Task goal: Copy down all of the data underneath, exactly as shown.

Some records
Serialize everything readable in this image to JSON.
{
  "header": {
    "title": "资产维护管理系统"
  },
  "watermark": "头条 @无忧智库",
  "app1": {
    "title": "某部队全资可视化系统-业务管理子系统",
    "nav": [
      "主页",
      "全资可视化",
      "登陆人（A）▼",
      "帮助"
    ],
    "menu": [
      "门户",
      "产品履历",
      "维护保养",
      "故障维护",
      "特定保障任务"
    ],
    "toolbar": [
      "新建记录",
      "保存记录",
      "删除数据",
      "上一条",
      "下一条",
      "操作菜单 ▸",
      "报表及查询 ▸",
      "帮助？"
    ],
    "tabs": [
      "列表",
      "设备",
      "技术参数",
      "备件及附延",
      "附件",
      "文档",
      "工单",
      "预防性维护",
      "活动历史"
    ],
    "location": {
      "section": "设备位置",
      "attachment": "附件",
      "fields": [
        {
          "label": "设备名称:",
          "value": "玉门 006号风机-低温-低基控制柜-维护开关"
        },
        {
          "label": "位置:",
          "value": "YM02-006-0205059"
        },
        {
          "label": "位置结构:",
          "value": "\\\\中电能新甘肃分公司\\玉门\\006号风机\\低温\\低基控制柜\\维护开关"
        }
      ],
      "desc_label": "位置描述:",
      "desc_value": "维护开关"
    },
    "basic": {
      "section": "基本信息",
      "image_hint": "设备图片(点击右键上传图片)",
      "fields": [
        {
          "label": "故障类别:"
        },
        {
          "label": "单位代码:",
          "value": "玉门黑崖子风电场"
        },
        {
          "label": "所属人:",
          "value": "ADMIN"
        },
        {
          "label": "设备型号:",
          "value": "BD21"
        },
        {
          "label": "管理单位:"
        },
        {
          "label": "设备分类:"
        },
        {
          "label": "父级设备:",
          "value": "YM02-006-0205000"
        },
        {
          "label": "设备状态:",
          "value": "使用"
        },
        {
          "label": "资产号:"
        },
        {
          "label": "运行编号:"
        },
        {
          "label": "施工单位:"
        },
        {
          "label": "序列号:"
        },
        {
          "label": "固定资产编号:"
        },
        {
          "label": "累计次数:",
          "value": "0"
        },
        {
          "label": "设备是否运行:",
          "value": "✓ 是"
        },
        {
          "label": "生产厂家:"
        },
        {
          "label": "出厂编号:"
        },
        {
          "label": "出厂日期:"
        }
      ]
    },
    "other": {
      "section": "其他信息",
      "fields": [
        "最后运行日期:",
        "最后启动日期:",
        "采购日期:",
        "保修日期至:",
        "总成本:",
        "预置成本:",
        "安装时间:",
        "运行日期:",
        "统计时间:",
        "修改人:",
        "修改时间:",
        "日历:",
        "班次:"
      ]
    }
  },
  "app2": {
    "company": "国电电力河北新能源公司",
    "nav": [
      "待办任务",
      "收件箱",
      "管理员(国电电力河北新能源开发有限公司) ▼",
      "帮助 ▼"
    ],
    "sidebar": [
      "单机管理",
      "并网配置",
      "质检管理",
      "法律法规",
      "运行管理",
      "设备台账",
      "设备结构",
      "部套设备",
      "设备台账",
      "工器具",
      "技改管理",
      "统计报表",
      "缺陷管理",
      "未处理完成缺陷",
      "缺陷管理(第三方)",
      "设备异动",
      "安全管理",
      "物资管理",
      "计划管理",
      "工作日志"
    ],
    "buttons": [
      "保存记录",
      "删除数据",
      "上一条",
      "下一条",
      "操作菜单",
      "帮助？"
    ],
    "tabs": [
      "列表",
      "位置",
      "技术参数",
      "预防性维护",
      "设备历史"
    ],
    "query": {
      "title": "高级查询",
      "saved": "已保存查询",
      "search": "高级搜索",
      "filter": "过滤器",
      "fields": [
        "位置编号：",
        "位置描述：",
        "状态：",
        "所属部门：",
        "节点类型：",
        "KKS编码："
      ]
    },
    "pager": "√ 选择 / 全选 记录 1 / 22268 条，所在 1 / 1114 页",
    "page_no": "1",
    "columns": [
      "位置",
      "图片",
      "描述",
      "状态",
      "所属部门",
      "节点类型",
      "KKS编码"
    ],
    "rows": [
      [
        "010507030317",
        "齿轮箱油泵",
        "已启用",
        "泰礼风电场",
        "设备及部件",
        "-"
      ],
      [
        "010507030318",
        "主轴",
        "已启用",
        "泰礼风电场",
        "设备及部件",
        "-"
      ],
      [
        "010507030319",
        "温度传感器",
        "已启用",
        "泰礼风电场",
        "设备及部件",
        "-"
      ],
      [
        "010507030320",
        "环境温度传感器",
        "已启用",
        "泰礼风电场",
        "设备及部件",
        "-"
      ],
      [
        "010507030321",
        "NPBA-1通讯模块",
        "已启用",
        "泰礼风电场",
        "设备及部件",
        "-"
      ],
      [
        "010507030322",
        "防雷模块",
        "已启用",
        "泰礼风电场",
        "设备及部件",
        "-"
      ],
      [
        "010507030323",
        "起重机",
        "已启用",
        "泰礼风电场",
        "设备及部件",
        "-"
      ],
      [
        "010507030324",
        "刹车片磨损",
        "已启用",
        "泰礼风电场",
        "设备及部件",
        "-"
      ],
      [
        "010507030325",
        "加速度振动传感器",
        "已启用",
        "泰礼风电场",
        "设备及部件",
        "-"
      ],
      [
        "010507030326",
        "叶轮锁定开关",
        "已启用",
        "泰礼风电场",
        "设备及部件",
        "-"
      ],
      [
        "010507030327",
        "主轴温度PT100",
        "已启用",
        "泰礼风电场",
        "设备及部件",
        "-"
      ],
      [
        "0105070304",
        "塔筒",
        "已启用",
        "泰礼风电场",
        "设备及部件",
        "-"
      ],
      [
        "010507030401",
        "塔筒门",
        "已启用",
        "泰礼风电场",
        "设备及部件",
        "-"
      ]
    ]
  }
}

Expected answer:
Serialize everything readable in this image to JSON.
{
  "header": {
    "title": "资产维护管理系统"
  },
  "watermark": "头条 @无忧智库",
  "app1": {
    "title": "某部队全资可视化系统-业务管理子系统",
    "nav": [
      "主页",
      "全资可视化",
      "登陆人（A）▼",
      "帮助"
    ],
    "menu": [
      "门户",
      "产品履历",
      "维护保养",
      "故障维护",
      "特定保障任务"
    ],
    "toolbar": [
      "新建记录",
      "保存记录",
      "删除数据",
      "上一条",
      "下一条",
      "操作菜单 ▸",
      "报表及查询 ▸",
      "帮助？"
    ],
    "tabs": [
      "列表",
      "设备",
      "技术参数",
      "备件及附延",
      "附件",
      "文档",
      "工单",
      "预防性维护",
      "活动历史"
    ],
    "location": {
      "section": "设备位置",
      "attachment": "附件",
      "fields": [
        {
          "label": "设备名称:",
          "value": "玉门 006号风机-低温-低基控制柜-维护开关"
        },
        {
          "label": "位置:",
          "value": "YM02-006-0205059"
        },
        {
          "label": "位置结构:",
          "value": "\\\\中电能新甘肃分公司\\玉门\\006号风机\\低温\\低基控制柜\\维护开关"
        }
      ],
      "desc_label": "位置描述:",
      "desc_value": "维护开关"
    },
    "basic": {
      "section": "基本信息",
      "image_hint": "设备图片(点击右键上传图片)",
      "fields": [
        {
          "label": "故障类别:"
        },
        {
          "label": "单位代码:",
          "value": "玉门黑崖子风电场"
        },
        {
          "label": "所属人:",
          "value": "ADMIN"
        },
        {
          "label": "设备型号:",
          "value": "BD21"
        },
        {
          "label": "管理单位:"
        },
        {
          "label": "设备分类:"
        },
        {
          "label": "父级设备:",
          "value": "YM02-006-0205000"
        },
        {
          "label": "设备状态:",
          "value": "使用"
        },
        {
          "label": "资产号:"
        },
        {
          "label": "运行编号:"
        },
        {
          "label": "施工单位:"
        },
        {
          "label": "序列号:"
        },
        {
          "label": "固定资产编号:"
        },
        {
          "label": "累计次数:",
          "value": "0"
        },
        {
          "label": "设备是否运行:",
          "value": "✓ 是"
        },
        {
          "label": "生产厂家:"
        },
        {
          "label": "出厂编号:"
        },
        {
          "label": "出厂日期:"
        }
      ]
    },
    "other": {
      "section": "其他信息",
      "fields": [
        "最后运行日期:",
        "最后启动日期:",
        "采购日期:",
        "保修日期至:",
        "总成本:",
        "预置成本:",
        "安装时间:",
        "运行日期:",
        "统计时间:",
        "修改人:",
        "修改时间:",
        "日历:",
        "班次:"
      ]
    }
  },
  "app2": {
    "company": "国电电力河北新能源公司",
    "nav": [
      "待办任务",
      "收件箱",
      "管理员(国电电力河北新能源开发有限公司) ▼",
      "帮助 ▼"
    ],
    "sidebar": [
      "单机管理",
      "并网配置",
      "质检管理",
      "法律法规",
      "运行管理",
      "设备台账",
      "设备结构",
      "部套设备",
      "设备台账",
      "工器具",
      "技改管理",
      "统计报表",
      "缺陷管理",
      "未处理完成缺陷",
      "缺陷管理(第三方)",
      "设备异动",
      "安全管理",
      "物资管理",
      "计划管理",
      "工作日志"
    ],
    "buttons": [
      "保存记录",
      "删除数据",
      "上一条",
      "下一条",
      "操作菜单",
      "帮助？"
    ],
    "tabs": [
      "列表",
      "位置",
      "技术参数",
      "预防性维护",
      "设备历史"
    ],
    "query": {
      "title": "高级查询",
      "saved": "已保存查询",
      "search": "高级搜索",
      "filter": "过滤器",
      "fields": [
        "位置编号：",
        "位置描述：",
        "状态：",
        "所属部门：",
        "节点类型：",
        "KKS编码："
      ]
    },
    "pager": "√ 选择 / 全选 记录 1 / 22268 条，所在 1 / 1114 页",
    "page_no": "1",
    "columns": [
      "位置",
      "图片",
      "描述",
      "状态",
      "所属部门",
      "节点类型",
      "KKS编码"
    ],
    "rows": [
      [
        "010507030317",
        "齿轮箱油泵",
        "已启用",
        "泰礼风电场",
        "设备及部件",
        "-"
      ],
      [
        "010507030318",
        "主轴",
        "已启用",
        "泰礼风电场",
        "设备及部件",
        "-"
      ],
      [
        "010507030319",
        "温度传感器",
        "已启用",
        "泰礼风电场",
        "设备及部件",
        "-"
      ],
      [
        "010507030320",
        "环境温度传感器",
        "已启用",
        "泰礼风电场",
        "设备及部件",
        "-"
      ],
      [
        "010507030321",
        "NPBA-1通讯模块",
        "已启用",
        "泰礼风电场",
        "设备及部件",
        "-"
      ],
      [
        "010507030322",
        "防雷模块",
        "已启用",
        "泰礼风电场",
        "设备及部件",
        "-"
      ],
      [
        "010507030323",
        "起重机",
        "已启用",
        "泰礼风电场",
        "设备及部件",
        "-"
      ],
      [
        "010507030324",
        "刹车片磨损",
        "已启用",
        "泰礼风电场",
        "设备及部件",
        "-"
      ],
      [
        "010507030325",
        "加速度振动传感器",
        "已启用",
        "泰礼风电场",
        "设备及部件",
        "-"
      ],
      [
        "010507030326",
        "叶轮锁定开关",
        "已启用",
        "泰礼风电场",
        "设备及部件",
        "-"
      ],
      [
        "010507030327",
        "主轴温度PT100",
        "已启用",
        "泰礼风电场",
        "设备及部件",
        "-"
      ],
      [
        "0105070304",
        "塔筒",
        "已启用",
        "泰礼风电场",
        "设备及部件",
        "-"
      ],
      [
        "010507030401",
        "塔筒门",
        "已启用",
        "泰礼风电场",
        "设备及部件",
        "-"
      ]
    ]
  }
}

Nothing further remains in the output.